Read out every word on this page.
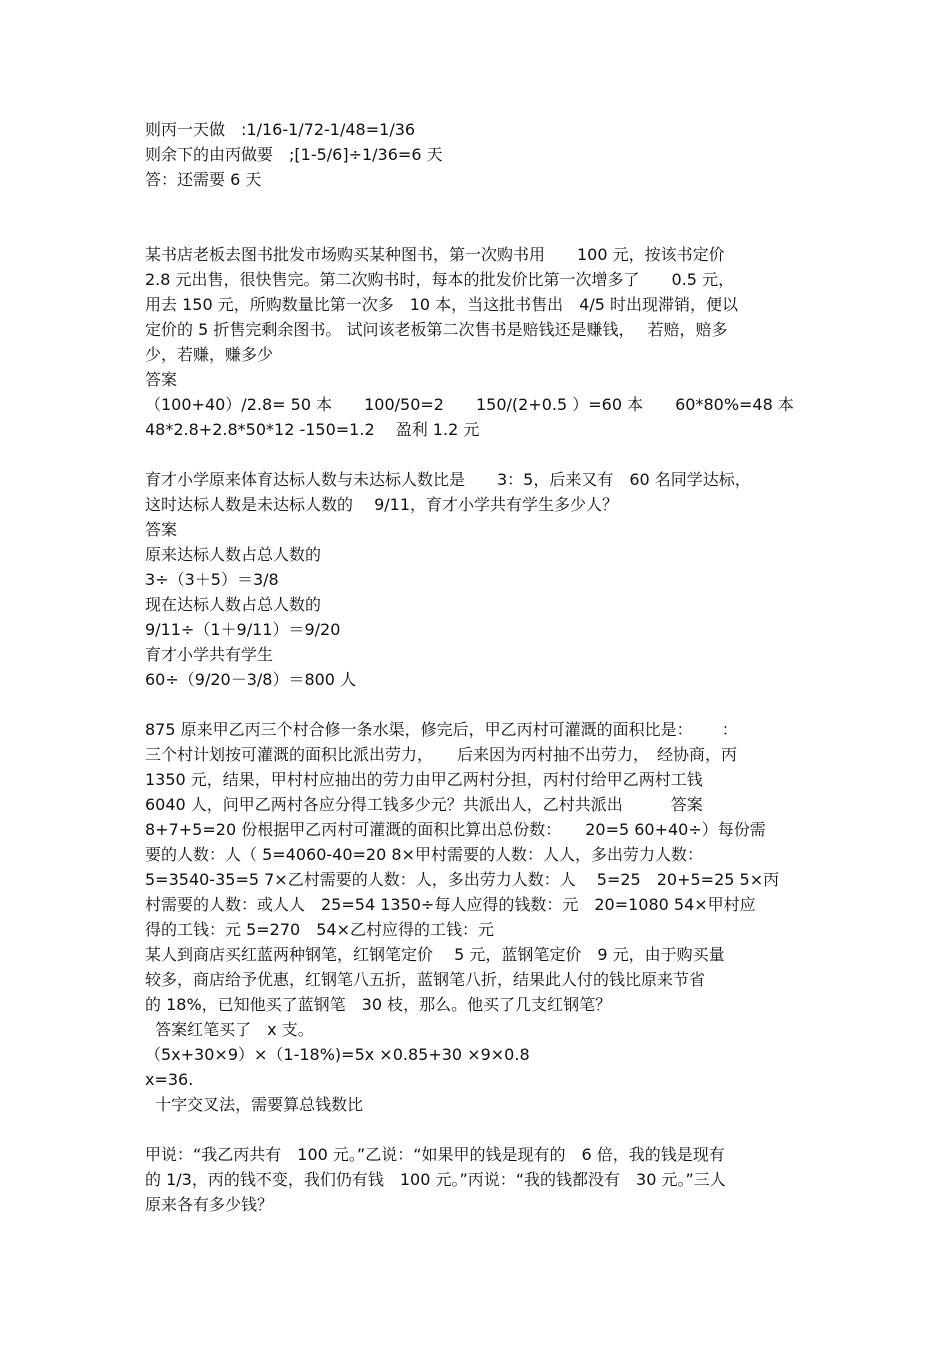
则丙一天做　:1/16-1/72-1/48=1/36
则余下的由丙做要　;[1-5/6]÷1/36=6 天
答：还需要 6 天
某书店老板去图书批发市场购买某种图书，第一次购书用　　100 元，按该书定价
2.8 元出售，很快售完。第二次购书时，每本的批发价比第一次增多了　　0.5 元，
用去 150 元，所购数量比第一次多　10 本，当这批书售出　4/5 时出现滞销，便以
定价的 5 折售完剩余图书。 试问该老板第二次售书是赔钱还是赚钱，　 若赔，赔多
少，若赚，赚多少
答案
（100+40）/2.8= 50 本　　100/50=2　　150/(2+0.5 ）=60 本　　60*80%=48 本
48*2.8+2.8*50*12 -150=1.2　 盈利 1.2 元
育才小学原来体育达标人数与未达标人数比是　　3：5，后来又有　60 名同学达标，
这时达标人数是未达标人数的　 9/11，育才小学共有学生多少人？
答案
原来达标人数占总人数的
3÷（3＋5）＝3/8
现在达标人数占总人数的
9/11÷（1＋9/11）＝9/20
育才小学共有学生
60÷（9/20－3/8）＝800 人
875 原来甲乙丙三个村合修一条水渠，修完后，甲乙丙村可灌溉的面积比是：　　 ：
三个村计划按可灌溉的面积比派出劳力，　　后来因为丙村抽不出劳力，　经协商，丙
1350 元，结果，甲村村应抽出的劳力由甲乙两村分担，丙村付给甲乙两村工钱
6040 人，问甲乙两村各应分得工钱多少元？共派出人，乙村共派出　　　答案
8+7+5=20 份根据甲乙丙村可灌溉的面积比算出总份数：　　20=5 60+40÷）每份需
要的人数：人（ 5=4060-40=20 8×甲村需要的人数：人人，多出劳力人数：
5=3540-35=5 7×乙村需要的人数：人，多出劳力人数：人　 5=25　20+5=25 5×丙
村需要的人数：或人人　25=54 1350÷每人应得的钱数：元　20=1080 54×甲村应
得的工钱：元 5=270　54×乙村应得的工钱：元
某人到商店买红蓝两种钢笔，红钢笔定价　 5 元，蓝钢笔定价　9 元，由于购买量
较多，商店给予优惠，红钢笔八五折，蓝钢笔八折，结果此人付的钱比原来节省
的 18%，已知他买了蓝钢笔　30 枝，那么。他买了几支红钢笔？
答案红笔买了　x 支。
（5x+30×9）×（1-18%)=5x ×0.85+30 ×9×0.8
x=36.
十字交叉法，需要算总钱数比
甲说：“我乙丙共有　100 元。”乙说：“如果甲的钱是现有的　6 倍，我的钱是现有
的 1/3，丙的钱不变，我们仍有钱　100 元。”丙说：“我的钱都没有　30 元。”三人
原来各有多少钱？
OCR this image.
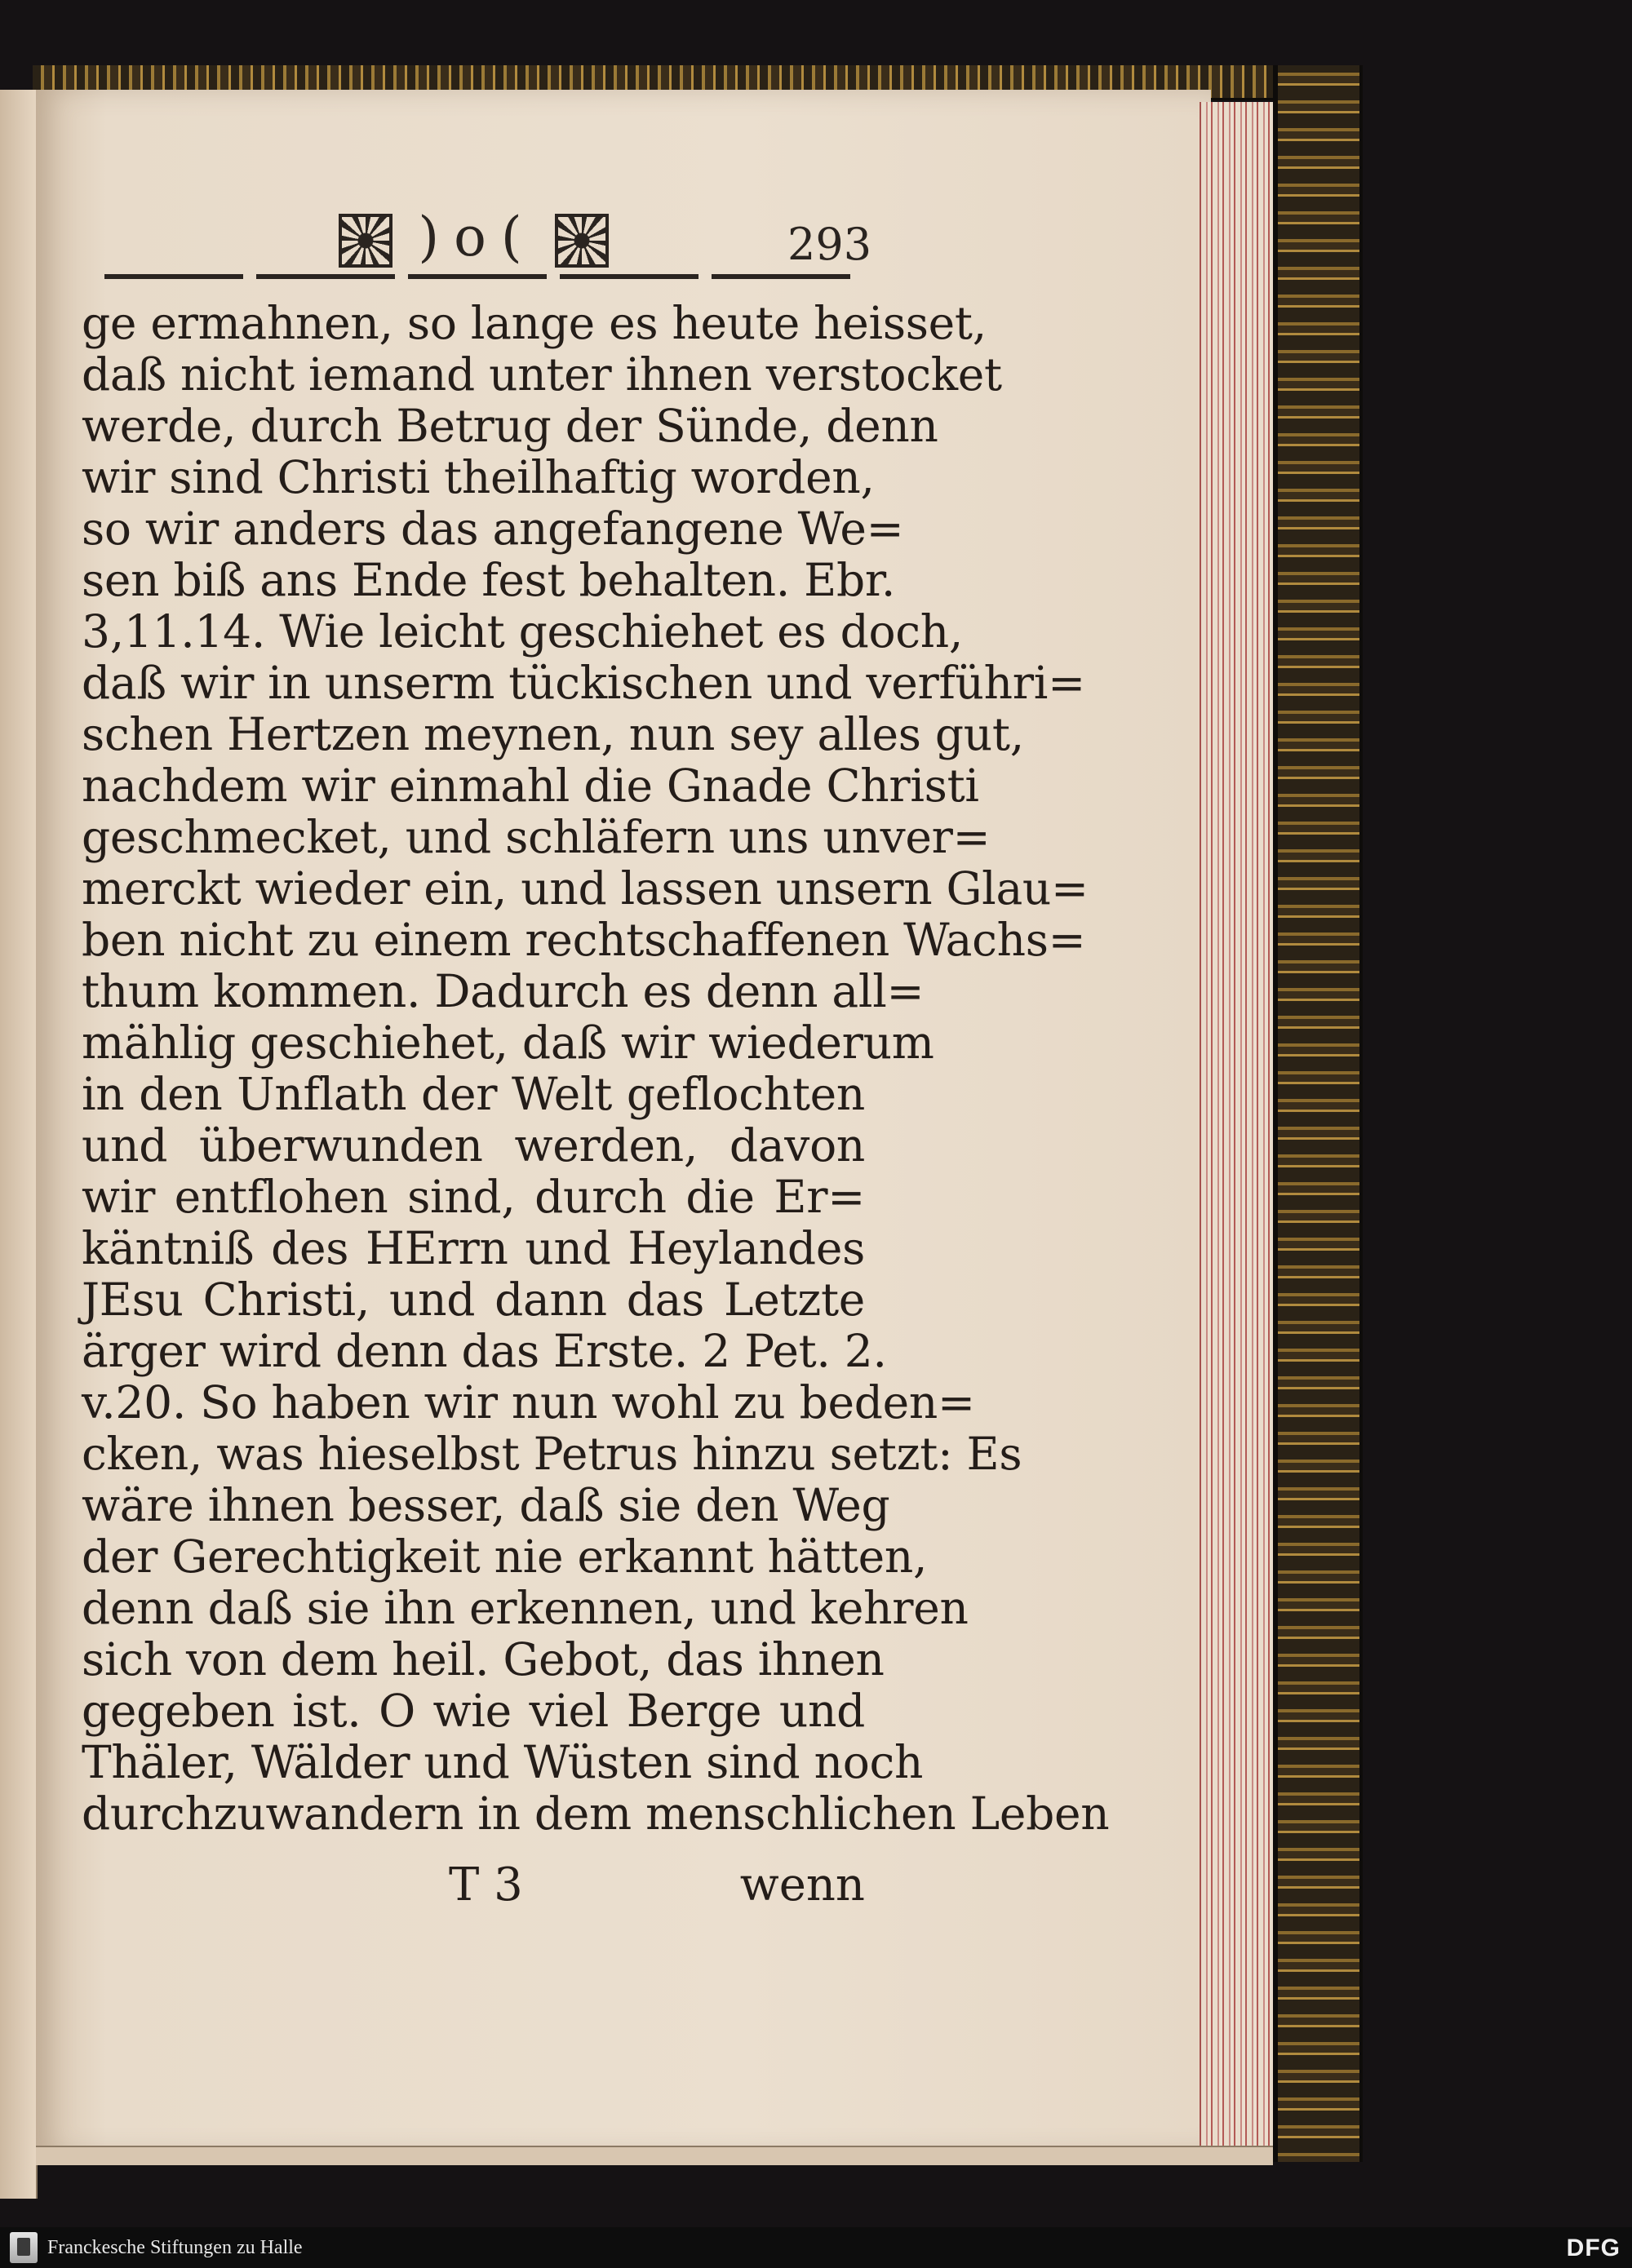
)o(	293
ge ermahnen, so lange es heute heisset,
daß nicht iemand unter ihnen verstocket
werde, durch Betrug der Sünde, denn
wir sind Christi theilhaftig worden,
so wir anders das angefangene We=
sen biß ans Ende fest behalten. Ebr.
3,11.14. Wie leicht geschiehet es doch,
daß wir in unserm tückischen und verführi=
schen Hertzen meynen, nun sey alles gut,
nachdem wir einmahl die Gnade Christi
geschmecket, und schläfern uns unver=
merckt wieder ein, und lassen unsern Glau=
ben nicht zu einem rechtschaffenen Wachs=
thum kommen. Dadurch es denn all=
mählig geschiehet, daß wir wiederum
in den Unflath der Welt geflochten
und überwunden werden, davon
wir entflohen sind, durch die Er=
käntniß des HErrn und Heylandes
JEsu Christi, und dann das Letzte
ärger wird denn das Erste. 2 Pet. 2.
v.20. So haben wir nun wohl zu beden=
cken, was hieselbst Petrus hinzu setzt: Es
wäre ihnen besser, daß sie den Weg
der Gerechtigkeit nie erkannt hätten,
denn daß sie ihn erkennen, und kehren
sich von dem heil. Gebot, das ihnen
gegeben ist. O wie viel Berge und
Thäler, Wälder und Wüsten sind noch
durchzuwandern in dem menschlichen Leben
T 3	wenn
Franckesche Stiftungen zu Halle	DFG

* **The exercise**: Give an exact copy of the material, leaving out every picture.

* **Completed exercise**:
Read out every word on this page.
则丙一天做　:1/16-1/72-1/48=1/36
则余下的由丙做要　;[1-5/6]÷1/36=6 天
答：还需要 6 天
某书店老板去图书批发市场购买某种图书，第一次购书用　　100 元，按该书定价
2.8 元出售，很快售完。第二次购书时，每本的批发价比第一次增多了　　0.5 元，
用去 150 元，所购数量比第一次多　10 本，当这批书售出　4/5 时出现滞销，便以
定价的 5 折售完剩余图书。 试问该老板第二次售书是赔钱还是赚钱，　 若赔，赔多
少，若赚，赚多少
答案
（100+40）/2.8= 50 本　　100/50=2　　150/(2+0.5 ）=60 本　　60*80%=48 本
48*2.8+2.8*50*12 -150=1.2　 盈利 1.2 元
育才小学原来体育达标人数与未达标人数比是　　3：5，后来又有　60 名同学达标，
这时达标人数是未达标人数的　 9/11，育才小学共有学生多少人？
答案
原来达标人数占总人数的
3÷（3＋5）＝3/8
现在达标人数占总人数的
9/11÷（1＋9/11）＝9/20
育才小学共有学生
60÷（9/20－3/8）＝800 人
875 原来甲乙丙三个村合修一条水渠，修完后，甲乙丙村可灌溉的面积比是：　　 ：
三个村计划按可灌溉的面积比派出劳力，　　后来因为丙村抽不出劳力，　经协商，丙
1350 元，结果，甲村村应抽出的劳力由甲乙两村分担，丙村付给甲乙两村工钱
6040 人，问甲乙两村各应分得工钱多少元？共派出人，乙村共派出　　　答案
8+7+5=20 份根据甲乙丙村可灌溉的面积比算出总份数：　　20=5 60+40÷）每份需
要的人数：人（ 5=4060-40=20 8×甲村需要的人数：人人，多出劳力人数：
5=3540-35=5 7×乙村需要的人数：人，多出劳力人数：人　 5=25　20+5=25 5×丙
村需要的人数：或人人　25=54 1350÷每人应得的钱数：元　20=1080 54×甲村应
得的工钱：元 5=270　54×乙村应得的工钱：元
某人到商店买红蓝两种钢笔，红钢笔定价　 5 元，蓝钢笔定价　9 元，由于购买量
较多，商店给予优惠，红钢笔八五折，蓝钢笔八折，结果此人付的钱比原来节省
的 18%，已知他买了蓝钢笔　30 枝，那么。他买了几支红钢笔？
答案红笔买了　x 支。
（5x+30×9）×（1-18%)=5x ×0.85+30 ×9×0.8
x=36.
十字交叉法，需要算总钱数比
甲说：“我乙丙共有　100 元。”乙说：“如果甲的钱是现有的　6 倍，我的钱是现有
的 1/3，丙的钱不变，我们仍有钱　100 元。”丙说：“我的钱都没有　30 元。”三人
原来各有多少钱？
OCR this image.
)o(	293
ge ermahnen, so lange es heute heisset,
daß nicht iemand unter ihnen verstocket
werde, durch Betrug der Sünde, denn
wir sind Christi theilhaftig worden,
so wir anders das angefangene We=
sen biß ans Ende fest behalten. Ebr.
3,11.14. Wie leicht geschiehet es doch,
daß wir in unserm tückischen und verführi=
schen Hertzen meynen, nun sey alles gut,
nachdem wir einmahl die Gnade Christi
geschmecket, und schläfern uns unver=
merckt wieder ein, und lassen unsern Glau=
ben nicht zu einem rechtschaffenen Wachs=
thum kommen. Dadurch es denn all=
mählig geschiehet, daß wir wiederum
in den Unflath der Welt geflochten
und überwunden werden, davon
wir entflohen sind, durch die Er=
käntniß des HErrn und Heylandes
JEsu Christi, und dann das Letzte
ärger wird denn das Erste. 2 Pet. 2.
v.20. So haben wir nun wohl zu beden=
cken, was hieselbst Petrus hinzu setzt: Es
wäre ihnen besser, daß sie den Weg
der Gerechtigkeit nie erkannt hätten,
denn daß sie ihn erkennen, und kehren
sich von dem heil. Gebot, das ihnen
gegeben ist. O wie viel Berge und
Thäler, Wälder und Wüsten sind noch
durchzuwandern in dem menschlichen Leben
T 3	wenn
Franckesche Stiftungen zu Halle	DFG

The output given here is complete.